*Written exercise:*
Transcribe every line of the listing below without any deviation.

Collected data
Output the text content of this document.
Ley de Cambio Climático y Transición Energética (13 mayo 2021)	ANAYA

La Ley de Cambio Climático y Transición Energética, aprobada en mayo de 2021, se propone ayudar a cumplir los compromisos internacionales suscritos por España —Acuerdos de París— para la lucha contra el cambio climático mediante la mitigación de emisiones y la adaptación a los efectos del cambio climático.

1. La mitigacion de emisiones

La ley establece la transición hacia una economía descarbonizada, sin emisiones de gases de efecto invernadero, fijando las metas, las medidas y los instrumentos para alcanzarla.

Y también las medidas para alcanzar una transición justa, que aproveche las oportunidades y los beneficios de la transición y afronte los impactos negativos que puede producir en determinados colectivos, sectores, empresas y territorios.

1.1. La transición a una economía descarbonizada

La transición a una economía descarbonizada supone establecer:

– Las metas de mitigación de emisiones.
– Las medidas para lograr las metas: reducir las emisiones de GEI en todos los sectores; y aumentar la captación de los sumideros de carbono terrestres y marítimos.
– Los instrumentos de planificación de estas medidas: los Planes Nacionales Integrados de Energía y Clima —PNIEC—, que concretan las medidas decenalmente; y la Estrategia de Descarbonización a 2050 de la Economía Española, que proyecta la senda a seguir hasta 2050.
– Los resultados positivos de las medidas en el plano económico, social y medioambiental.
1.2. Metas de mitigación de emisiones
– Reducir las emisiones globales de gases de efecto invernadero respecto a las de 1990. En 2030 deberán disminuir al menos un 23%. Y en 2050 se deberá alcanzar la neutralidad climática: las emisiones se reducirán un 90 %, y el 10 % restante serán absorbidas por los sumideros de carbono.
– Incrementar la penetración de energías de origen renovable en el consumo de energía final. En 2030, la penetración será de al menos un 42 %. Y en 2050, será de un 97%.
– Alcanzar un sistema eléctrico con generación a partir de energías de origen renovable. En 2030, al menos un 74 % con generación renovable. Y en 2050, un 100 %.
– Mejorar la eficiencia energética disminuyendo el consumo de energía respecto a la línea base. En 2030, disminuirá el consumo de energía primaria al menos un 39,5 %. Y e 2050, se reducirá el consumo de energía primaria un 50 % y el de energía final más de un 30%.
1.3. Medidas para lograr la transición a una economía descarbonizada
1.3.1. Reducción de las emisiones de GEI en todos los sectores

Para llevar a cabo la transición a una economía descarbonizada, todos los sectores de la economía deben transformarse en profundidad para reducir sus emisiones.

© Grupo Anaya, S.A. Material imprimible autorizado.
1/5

*Task response:*
Output the text content of this document.
Ley de Cambio Climático y Transición Energética (13 mayo 2021)	ANAYA

La Ley de Cambio Climático y Transición Energética, aprobada en mayo de 2021, se propone ayudar a cumplir los compromisos internacionales suscritos por España —Acuerdos de París— para la lucha contra el cambio climático mediante la mitigación de emisiones y la adaptación a los efectos del cambio climático.

1. La mitigacion de emisiones

La ley establece la transición hacia una economía descarbonizada, sin emisiones de gases de efecto invernadero, fijando las metas, las medidas y los instrumentos para alcanzarla.

Y también las medidas para alcanzar una transición justa, que aproveche las oportunidades y los beneficios de la transición y afronte los impactos negativos que puede producir en determinados colectivos, sectores, empresas y territorios.

1.1. La transición a una economía descarbonizada

La transición a una economía descarbonizada supone establecer:

– Las metas de mitigación de emisiones.
– Las medidas para lograr las metas: reducir las emisiones de GEI en todos los sectores; y aumentar la captación de los sumideros de carbono terrestres y marítimos.
– Los instrumentos de planificación de estas medidas: los Planes Nacionales Integrados de Energía y Clima —PNIEC—, que concretan las medidas decenalmente; y la Estrategia de Descarbonización a 2050 de la Economía Española, que proyecta la senda a seguir hasta 2050.
– Los resultados positivos de las medidas en el plano económico, social y medioambiental.
1.2. Metas de mitigación de emisiones
– Reducir las emisiones globales de gases de efecto invernadero respecto a las de 1990. En 2030 deberán disminuir al menos un 23%. Y en 2050 se deberá alcanzar la neutralidad climática: las emisiones se reducirán un 90 %, y el 10 % restante serán absorbidas por los sumideros de carbono.
– Incrementar la penetración de energías de origen renovable en el consumo de energía final. En 2030, la penetración será de al menos un 42 %. Y en 2050, será de un 97%.
– Alcanzar un sistema eléctrico con generación a partir de energías de origen renovable. En 2030, al menos un 74 % con generación renovable. Y en 2050, un 100 %.
– Mejorar la eficiencia energética disminuyendo el consumo de energía respecto a la línea base. En 2030, disminuirá el consumo de energía primaria al menos un 39,5 %. Y e 2050, se reducirá el consumo de energía primaria un 50 % y el de energía final más de un 30%.
1.3. Medidas para lograr la transición a una economía descarbonizada
1.3.1. Reducción de las emisiones de GEI en todos los sectores

Para llevar a cabo la transición a una economía descarbonizada, todos los sectores de la economía deben transformarse en profundidad para reducir sus emisiones.

© Grupo Anaya, S.A. Material imprimible autorizado.
1/5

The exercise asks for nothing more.